# [Your goal]
For each line of the data below that holds "Average", copy the line.

# [Material]
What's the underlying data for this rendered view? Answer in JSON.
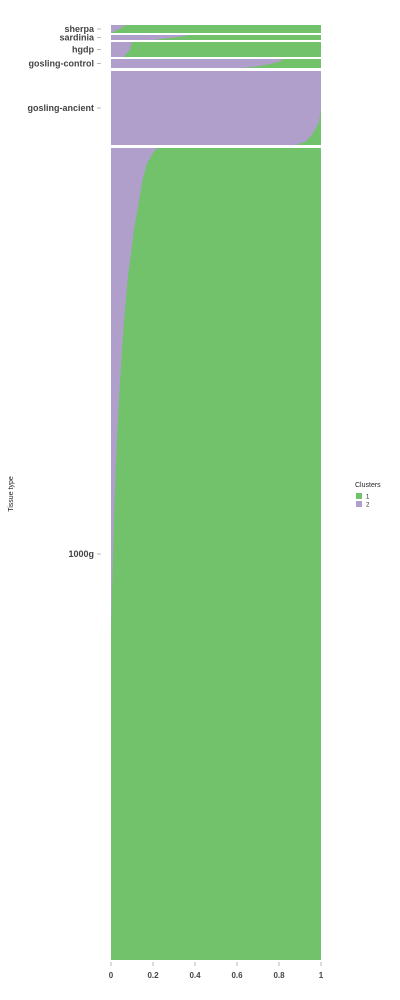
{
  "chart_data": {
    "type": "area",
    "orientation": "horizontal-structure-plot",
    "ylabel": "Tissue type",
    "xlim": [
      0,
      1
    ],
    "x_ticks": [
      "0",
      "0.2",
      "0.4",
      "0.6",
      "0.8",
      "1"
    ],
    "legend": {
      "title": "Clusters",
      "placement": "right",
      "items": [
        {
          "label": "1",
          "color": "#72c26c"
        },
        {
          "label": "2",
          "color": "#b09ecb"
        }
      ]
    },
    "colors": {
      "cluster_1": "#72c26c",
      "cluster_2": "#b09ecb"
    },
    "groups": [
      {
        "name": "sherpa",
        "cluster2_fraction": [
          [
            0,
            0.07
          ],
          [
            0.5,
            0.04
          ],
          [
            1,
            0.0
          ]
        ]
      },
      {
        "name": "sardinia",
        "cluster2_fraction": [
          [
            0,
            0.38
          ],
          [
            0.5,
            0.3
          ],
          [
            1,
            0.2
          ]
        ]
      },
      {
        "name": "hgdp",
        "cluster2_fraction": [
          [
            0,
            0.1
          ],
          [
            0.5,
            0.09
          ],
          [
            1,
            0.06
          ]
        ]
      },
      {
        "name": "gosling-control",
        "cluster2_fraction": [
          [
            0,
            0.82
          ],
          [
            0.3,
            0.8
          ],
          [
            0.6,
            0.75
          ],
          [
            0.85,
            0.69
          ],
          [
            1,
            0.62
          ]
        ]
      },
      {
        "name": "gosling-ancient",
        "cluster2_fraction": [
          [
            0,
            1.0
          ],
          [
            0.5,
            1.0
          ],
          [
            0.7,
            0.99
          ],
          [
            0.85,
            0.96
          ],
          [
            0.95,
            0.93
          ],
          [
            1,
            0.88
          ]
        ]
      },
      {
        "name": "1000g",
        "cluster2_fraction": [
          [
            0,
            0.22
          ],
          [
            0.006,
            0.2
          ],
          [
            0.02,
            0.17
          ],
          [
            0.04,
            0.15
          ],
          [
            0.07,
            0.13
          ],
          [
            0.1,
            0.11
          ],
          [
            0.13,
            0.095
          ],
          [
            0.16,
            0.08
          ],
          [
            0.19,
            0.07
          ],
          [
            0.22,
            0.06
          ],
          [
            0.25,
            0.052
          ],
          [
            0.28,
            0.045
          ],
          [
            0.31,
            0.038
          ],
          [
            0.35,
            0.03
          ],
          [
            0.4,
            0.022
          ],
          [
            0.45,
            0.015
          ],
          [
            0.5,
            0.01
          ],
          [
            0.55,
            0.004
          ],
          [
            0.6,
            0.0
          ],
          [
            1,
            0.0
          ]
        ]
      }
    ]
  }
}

...

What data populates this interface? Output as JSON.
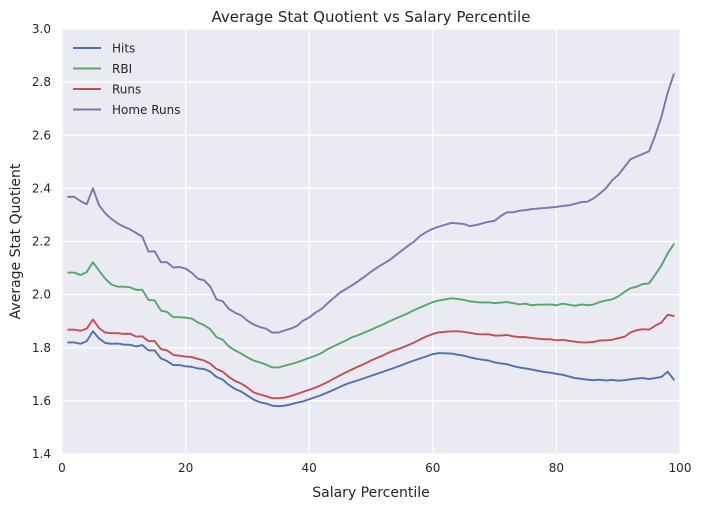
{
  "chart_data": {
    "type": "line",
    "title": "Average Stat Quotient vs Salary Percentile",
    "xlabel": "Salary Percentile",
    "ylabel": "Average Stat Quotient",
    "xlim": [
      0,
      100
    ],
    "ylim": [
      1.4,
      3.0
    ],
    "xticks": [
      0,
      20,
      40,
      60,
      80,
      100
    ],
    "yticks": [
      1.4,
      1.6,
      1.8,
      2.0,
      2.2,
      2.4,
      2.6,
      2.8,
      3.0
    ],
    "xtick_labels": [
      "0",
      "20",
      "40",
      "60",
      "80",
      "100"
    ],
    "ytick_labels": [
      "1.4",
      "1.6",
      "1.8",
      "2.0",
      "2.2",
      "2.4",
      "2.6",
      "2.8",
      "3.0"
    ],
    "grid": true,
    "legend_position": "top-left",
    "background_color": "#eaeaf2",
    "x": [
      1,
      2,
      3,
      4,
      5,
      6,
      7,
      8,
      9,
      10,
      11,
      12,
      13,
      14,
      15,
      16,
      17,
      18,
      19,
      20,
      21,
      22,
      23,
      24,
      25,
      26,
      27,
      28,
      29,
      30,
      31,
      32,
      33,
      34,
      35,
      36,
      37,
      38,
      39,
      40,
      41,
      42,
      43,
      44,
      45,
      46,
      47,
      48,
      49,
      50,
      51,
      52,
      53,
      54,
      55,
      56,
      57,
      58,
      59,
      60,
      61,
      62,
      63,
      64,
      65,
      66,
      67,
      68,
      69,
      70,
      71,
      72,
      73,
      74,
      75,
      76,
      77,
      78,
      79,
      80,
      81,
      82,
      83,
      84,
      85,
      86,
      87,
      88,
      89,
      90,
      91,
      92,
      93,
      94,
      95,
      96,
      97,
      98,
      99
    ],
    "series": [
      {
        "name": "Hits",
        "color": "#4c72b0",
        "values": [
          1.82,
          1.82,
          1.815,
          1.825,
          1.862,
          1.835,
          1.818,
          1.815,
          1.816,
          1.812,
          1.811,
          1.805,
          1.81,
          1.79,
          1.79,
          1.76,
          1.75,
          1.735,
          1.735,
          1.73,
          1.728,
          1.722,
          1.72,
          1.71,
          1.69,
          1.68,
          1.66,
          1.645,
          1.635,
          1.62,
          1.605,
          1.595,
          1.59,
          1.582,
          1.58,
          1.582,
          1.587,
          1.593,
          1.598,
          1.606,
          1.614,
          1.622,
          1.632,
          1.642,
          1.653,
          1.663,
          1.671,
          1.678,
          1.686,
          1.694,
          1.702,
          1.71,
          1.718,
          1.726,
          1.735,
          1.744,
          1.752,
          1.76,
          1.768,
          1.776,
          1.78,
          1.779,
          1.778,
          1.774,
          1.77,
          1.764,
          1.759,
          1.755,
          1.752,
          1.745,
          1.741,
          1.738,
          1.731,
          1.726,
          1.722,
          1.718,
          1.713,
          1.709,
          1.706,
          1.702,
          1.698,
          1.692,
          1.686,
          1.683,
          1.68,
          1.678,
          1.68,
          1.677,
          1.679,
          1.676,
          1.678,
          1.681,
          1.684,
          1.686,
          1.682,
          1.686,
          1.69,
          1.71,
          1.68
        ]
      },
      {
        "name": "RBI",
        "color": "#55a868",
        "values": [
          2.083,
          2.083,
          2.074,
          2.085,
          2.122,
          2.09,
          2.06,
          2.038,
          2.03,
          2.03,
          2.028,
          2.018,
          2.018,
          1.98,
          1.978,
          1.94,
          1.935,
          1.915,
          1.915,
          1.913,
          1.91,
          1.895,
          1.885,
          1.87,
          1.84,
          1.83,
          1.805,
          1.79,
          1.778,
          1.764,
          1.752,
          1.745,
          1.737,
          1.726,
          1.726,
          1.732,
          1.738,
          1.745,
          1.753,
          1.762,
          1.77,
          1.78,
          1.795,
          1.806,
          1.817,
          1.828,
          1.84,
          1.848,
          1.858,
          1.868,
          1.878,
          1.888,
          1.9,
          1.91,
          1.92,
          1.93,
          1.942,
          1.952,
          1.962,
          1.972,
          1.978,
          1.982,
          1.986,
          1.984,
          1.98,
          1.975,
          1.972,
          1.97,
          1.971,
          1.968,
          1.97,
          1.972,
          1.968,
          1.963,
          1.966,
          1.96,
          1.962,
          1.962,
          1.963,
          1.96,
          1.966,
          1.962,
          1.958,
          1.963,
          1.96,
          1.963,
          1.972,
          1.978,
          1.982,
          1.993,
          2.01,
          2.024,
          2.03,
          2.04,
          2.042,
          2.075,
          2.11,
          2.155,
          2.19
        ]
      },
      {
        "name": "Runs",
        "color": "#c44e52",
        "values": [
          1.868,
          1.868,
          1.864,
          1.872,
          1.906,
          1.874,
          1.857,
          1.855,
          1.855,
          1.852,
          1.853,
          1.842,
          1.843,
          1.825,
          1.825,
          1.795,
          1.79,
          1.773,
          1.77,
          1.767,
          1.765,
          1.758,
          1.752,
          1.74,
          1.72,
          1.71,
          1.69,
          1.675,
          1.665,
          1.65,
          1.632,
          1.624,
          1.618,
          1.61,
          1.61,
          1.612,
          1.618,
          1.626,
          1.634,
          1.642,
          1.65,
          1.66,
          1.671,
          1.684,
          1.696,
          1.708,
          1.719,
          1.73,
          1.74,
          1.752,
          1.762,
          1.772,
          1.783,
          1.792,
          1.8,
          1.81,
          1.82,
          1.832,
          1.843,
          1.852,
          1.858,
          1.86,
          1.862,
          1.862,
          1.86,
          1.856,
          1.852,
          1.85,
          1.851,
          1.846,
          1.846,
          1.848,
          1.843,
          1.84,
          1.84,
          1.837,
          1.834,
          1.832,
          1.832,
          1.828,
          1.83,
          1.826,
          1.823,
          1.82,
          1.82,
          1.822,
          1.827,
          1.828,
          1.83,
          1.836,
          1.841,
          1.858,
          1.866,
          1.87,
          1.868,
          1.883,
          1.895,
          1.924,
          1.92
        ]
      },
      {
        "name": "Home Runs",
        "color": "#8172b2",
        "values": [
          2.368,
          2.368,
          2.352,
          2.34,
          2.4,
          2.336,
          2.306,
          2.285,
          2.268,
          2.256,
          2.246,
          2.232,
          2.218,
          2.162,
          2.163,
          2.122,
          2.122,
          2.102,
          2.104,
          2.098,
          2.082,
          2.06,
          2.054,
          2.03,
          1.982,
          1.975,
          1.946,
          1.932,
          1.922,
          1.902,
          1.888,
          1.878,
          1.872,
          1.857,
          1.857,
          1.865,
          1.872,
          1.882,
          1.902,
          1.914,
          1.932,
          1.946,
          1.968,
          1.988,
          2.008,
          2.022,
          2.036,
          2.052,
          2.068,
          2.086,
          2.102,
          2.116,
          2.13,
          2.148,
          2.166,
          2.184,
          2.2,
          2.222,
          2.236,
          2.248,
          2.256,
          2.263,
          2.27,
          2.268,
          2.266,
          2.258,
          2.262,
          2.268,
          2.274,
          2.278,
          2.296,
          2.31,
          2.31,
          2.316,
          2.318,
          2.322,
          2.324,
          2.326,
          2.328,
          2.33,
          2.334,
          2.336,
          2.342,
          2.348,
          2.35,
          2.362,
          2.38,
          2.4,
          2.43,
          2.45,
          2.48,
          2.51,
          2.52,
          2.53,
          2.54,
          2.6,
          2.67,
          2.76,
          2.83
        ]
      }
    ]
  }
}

# [Response to the exercise]
    "title": "Average Stat Quotient vs Salary Percentile",
    "ylabel": "Average Stat Quotient",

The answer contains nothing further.